§ **Directions**
Write out the material exactly. Do not include the pictures.

**********

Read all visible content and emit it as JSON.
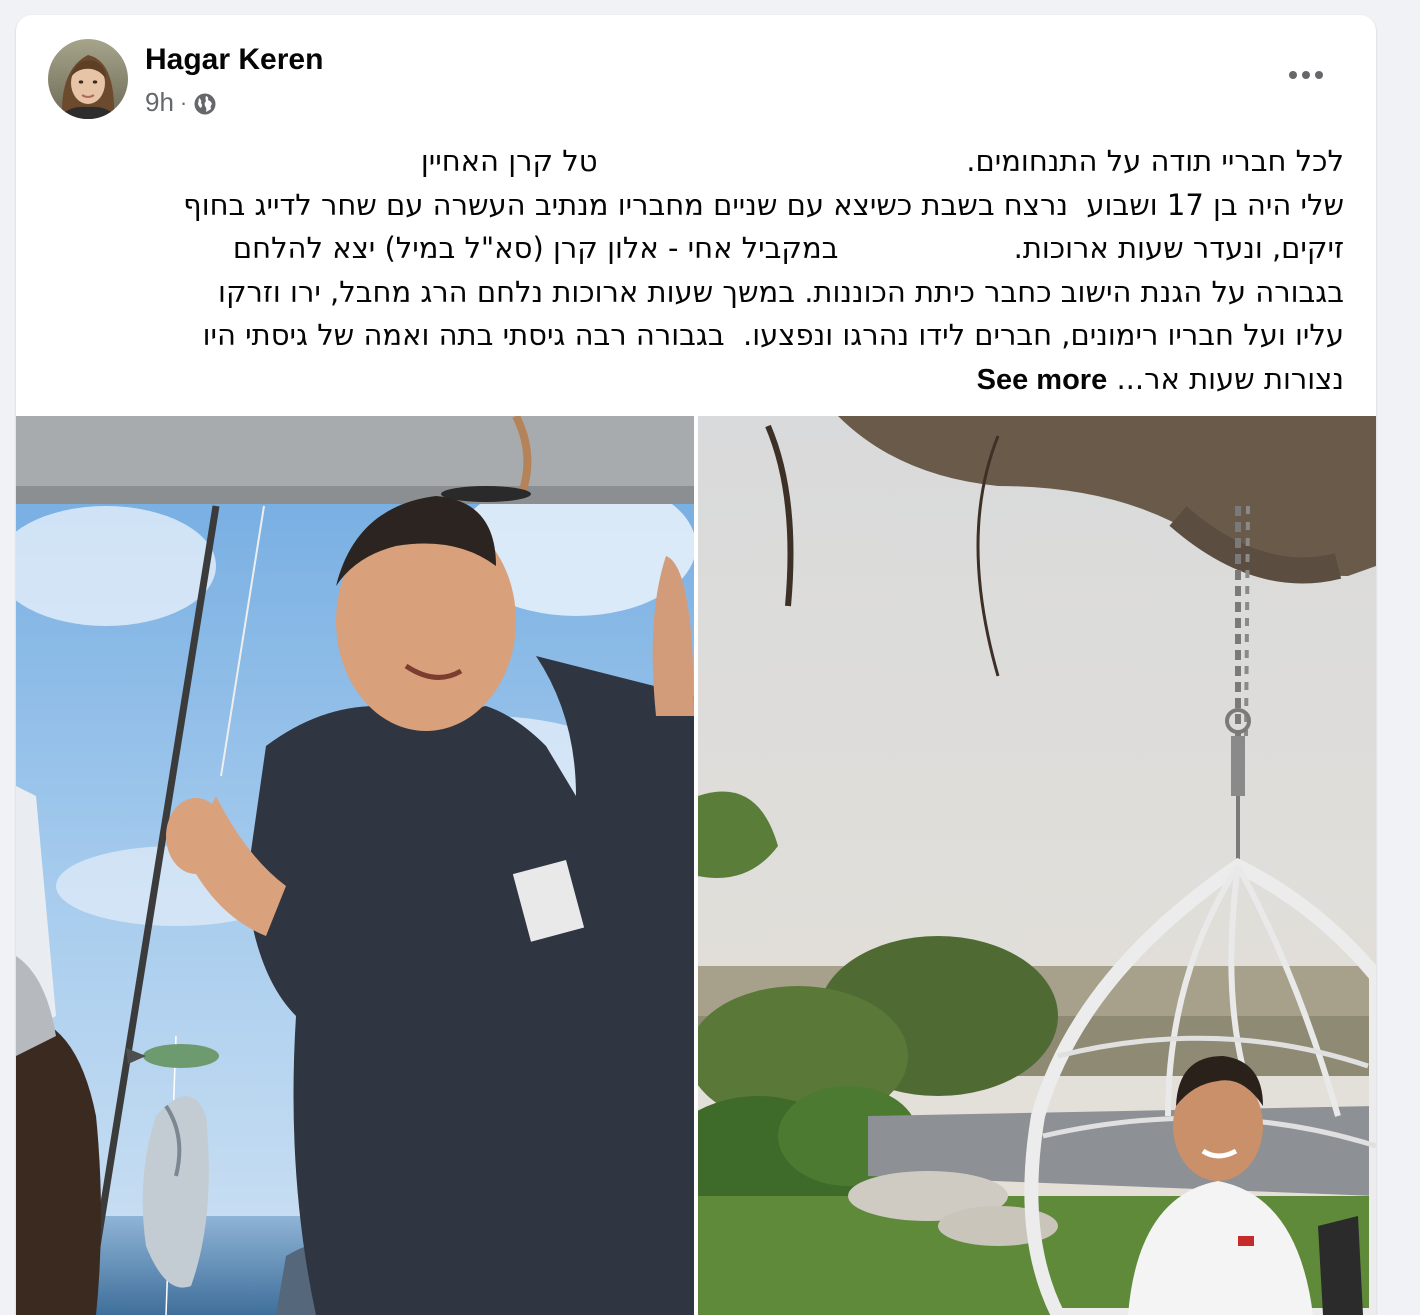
{
  "post": {
    "author": "Hagar Keren",
    "time": "9h",
    "separator": "·",
    "audience_icon": "globe-icon",
    "more_icon": "more-horizontal-icon",
    "text_lines": [
      "לכל חבריי תודה על התנחומים.                                        טל קרן האחיין",
      "שלי היה בן 17 ושבוע  נרצח בשבת כשיצא עם שניים מחבריו מנתיב העשרה עם שחר לדייג בחוף",
      "זיקים, ונעדר שעות ארוכות.                   במקביל אחי - אלון קרן (סא\"ל במיל) יצא להלחם",
      "בגבורה על הגנת הישוב כחבר כיתת הכוננות. במשך שעות ארוכות נלחם הרג מחבל, ירו וזרקו",
      "עליו ועל חבריו רימונים, חברים לידו נהרגו ונפצעו.  בגבורה רבה גיסתי בתה ואמה של גיסתי היו"
    ],
    "last_line_text": "נצורות שעות אר...",
    "see_more": "See more"
  },
  "colors": {
    "page_bg": "#f0f2f5",
    "card_bg": "#ffffff",
    "text_primary": "#050505",
    "text_secondary": "#65676b"
  }
}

**********

§ **In response**
Read all visible content and emit it as JSON.
{
  "post": {
    "author": "Hagar Keren",
    "time": "9h",
    "separator": "·",
    "audience_icon": "globe-icon",
    "more_icon": "more-horizontal-icon",
    "text_lines": [
      "לכל חבריי תודה על התנחומים.                                        טל קרן האחיין",
      "שלי היה בן 17 ושבוע  נרצח בשבת כשיצא עם שניים מחבריו מנתיב העשרה עם שחר לדייג בחוף",
      "זיקים, ונעדר שעות ארוכות.                   במקביל אחי - אלון קרן (סא\"ל במיל) יצא להלחם",
      "בגבורה על הגנת הישוב כחבר כיתת הכוננות. במשך שעות ארוכות נלחם הרג מחבל, ירו וזרקו",
      "עליו ועל חבריו רימונים, חברים לידו נהרגו ונפצעו.  בגבורה רבה גיסתי בתה ואמה של גיסתי היו"
    ],
    "last_line_text": "נצורות שעות אר...",
    "see_more": "See more"
  },
  "colors": {
    "page_bg": "#f0f2f5",
    "card_bg": "#ffffff",
    "text_primary": "#050505",
    "text_secondary": "#65676b"
  }
}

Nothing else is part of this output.